Your instructions ▸ Review the listing and copy each line that holds the word "information".
_ _ _ _
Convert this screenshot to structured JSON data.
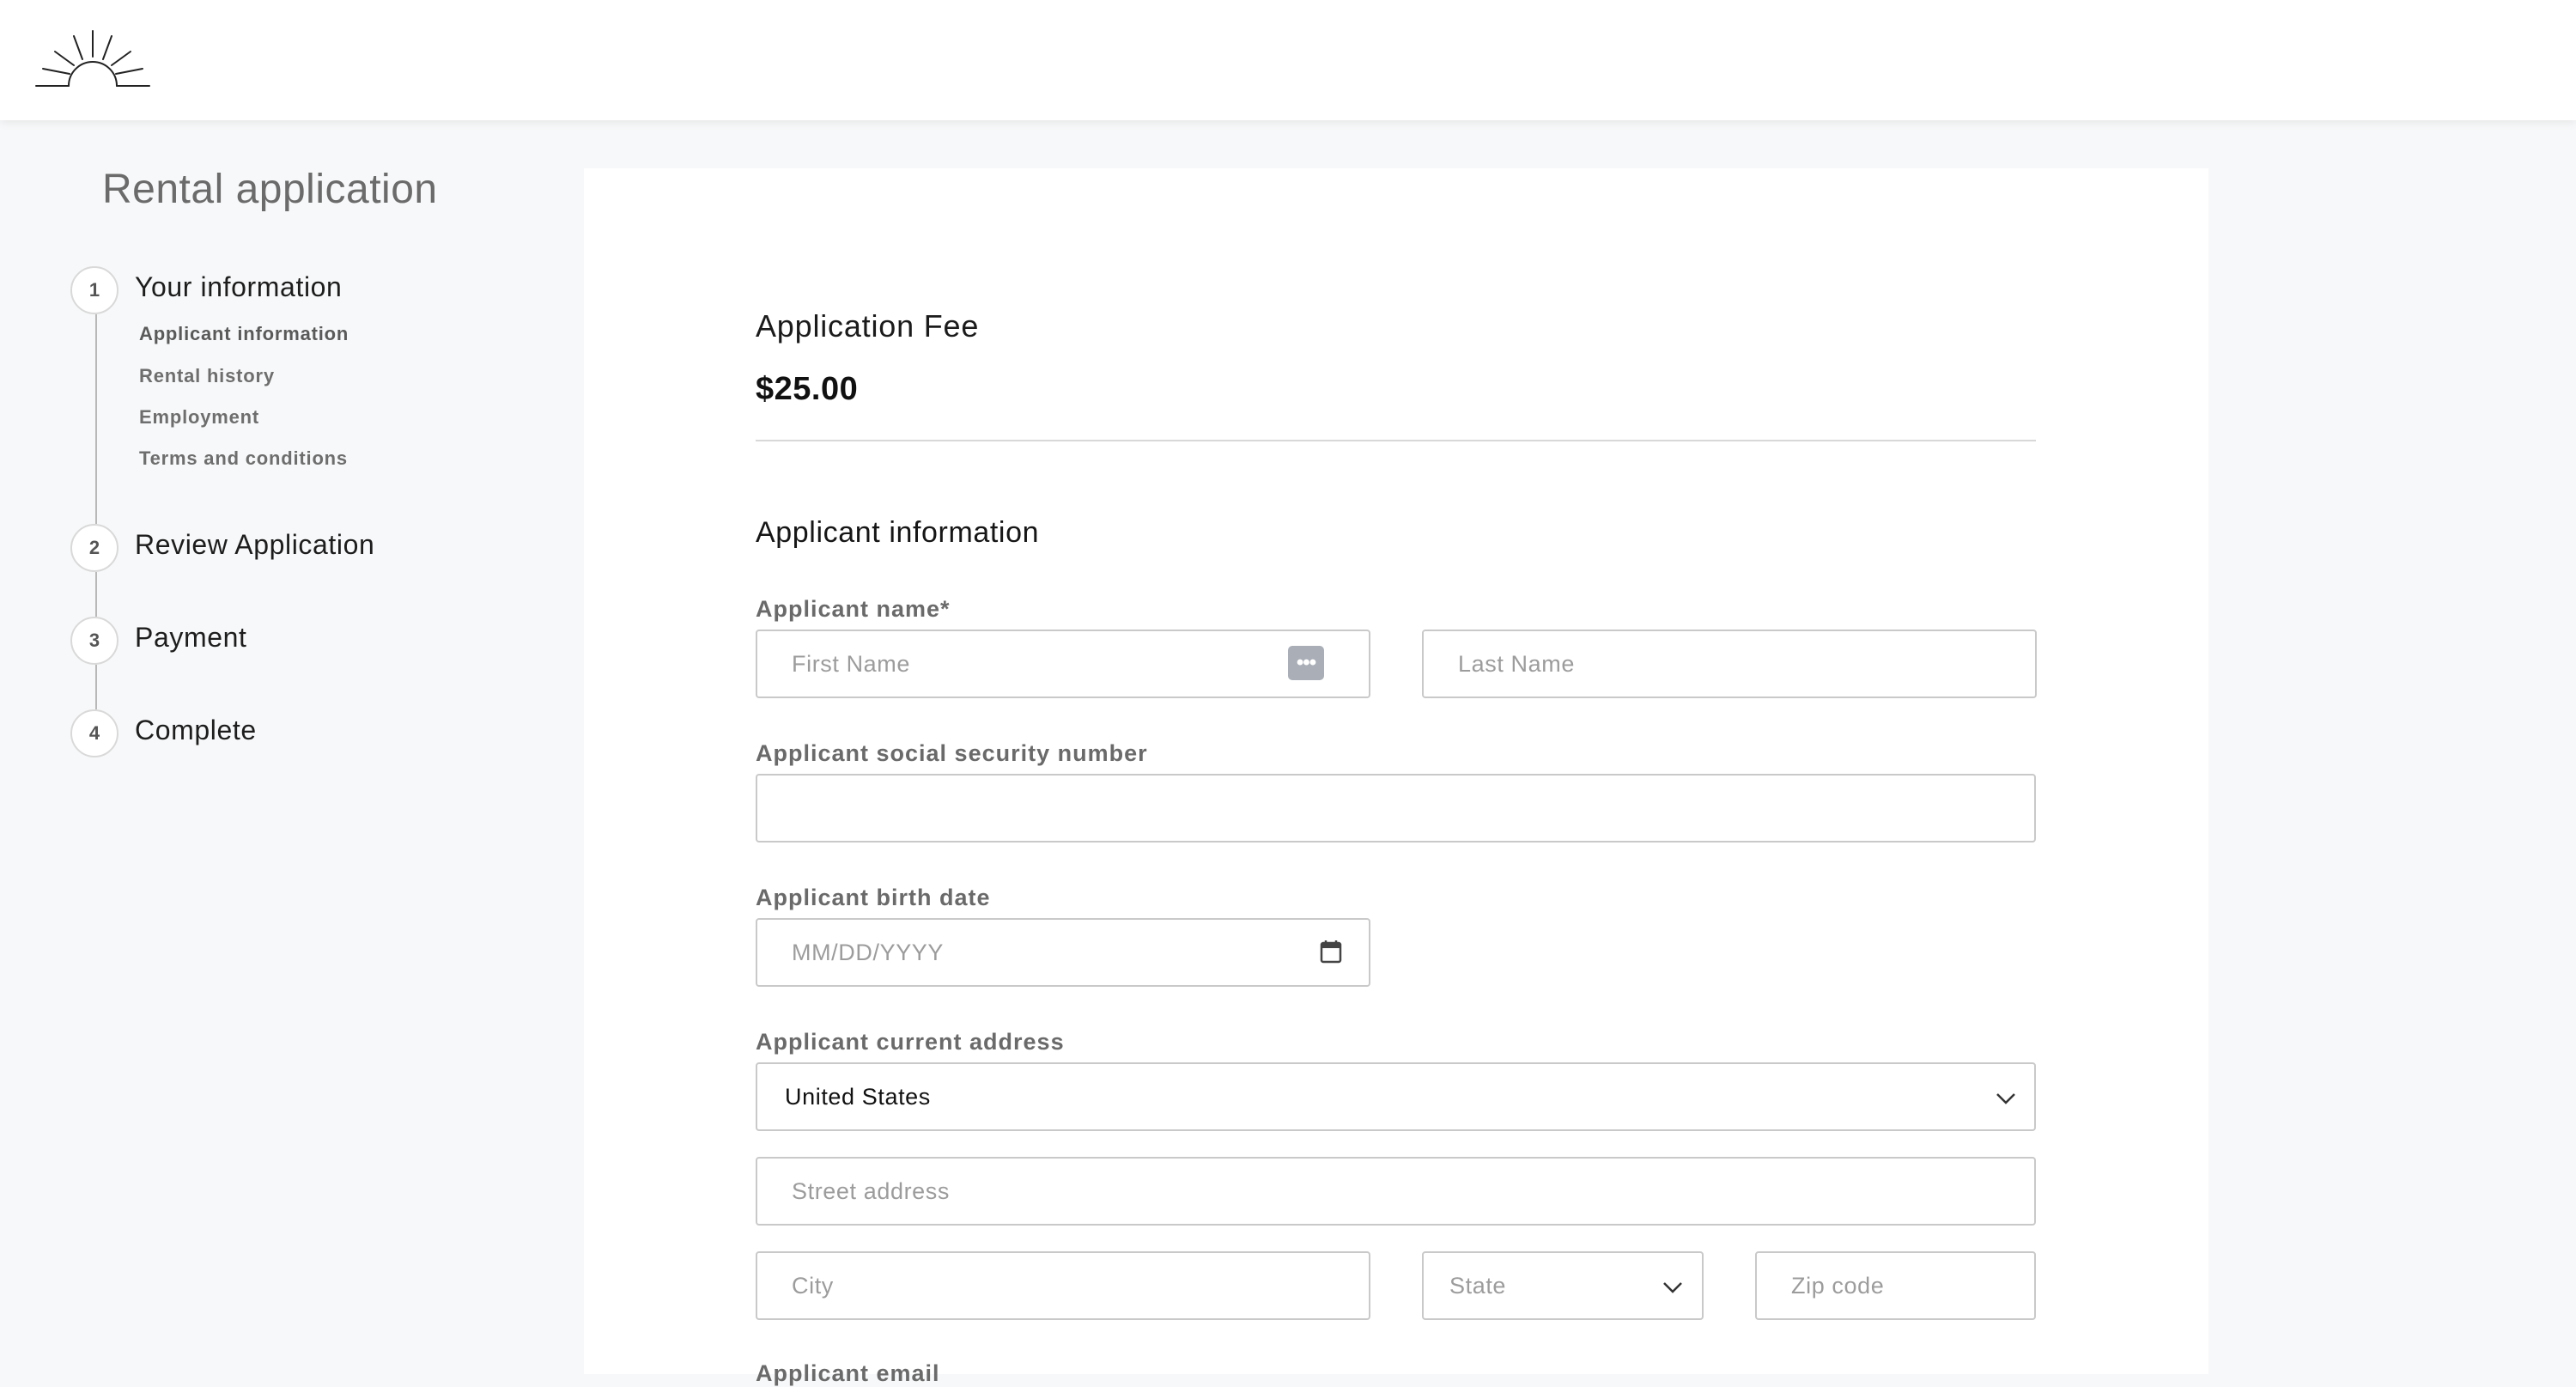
{
  "app": {
    "title": "Rental application"
  },
  "stepper": {
    "steps": [
      {
        "number": "1",
        "label": "Your information",
        "substeps": [
          "Applicant information",
          "Rental history",
          "Employment",
          "Terms and conditions"
        ]
      },
      {
        "number": "2",
        "label": "Review Application"
      },
      {
        "number": "3",
        "label": "Payment"
      },
      {
        "number": "4",
        "label": "Complete"
      }
    ]
  },
  "fee": {
    "title": "Application Fee",
    "amount": "$25.00"
  },
  "form": {
    "section_title": "Applicant information",
    "name_label": "Applicant name*",
    "first_name_placeholder": "First Name",
    "last_name_placeholder": "Last Name",
    "ssn_label": "Applicant social security number",
    "ssn_value": "",
    "birth_label": "Applicant birth date",
    "birth_placeholder": "MM/DD/YYYY",
    "address_label": "Applicant current address",
    "country_value": "United States",
    "street_placeholder": "Street address",
    "city_placeholder": "City",
    "state_placeholder": "State",
    "zip_placeholder": "Zip code",
    "email_label": "Applicant email"
  },
  "icons": {
    "logo": "sunrise-logo",
    "password_manager": "password-manager-icon",
    "calendar": "calendar-icon",
    "dropdown": "chevron-down-icon"
  },
  "colors": {
    "background": "#f7f8f9",
    "card": "#ffffff",
    "border": "#c9c9c9",
    "text_muted": "#6a6a6a"
  }
}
_ _ _ _
Exercise output ▸
        "label": "Your information",
          "Applicant information",
    "section_title": "Applicant information",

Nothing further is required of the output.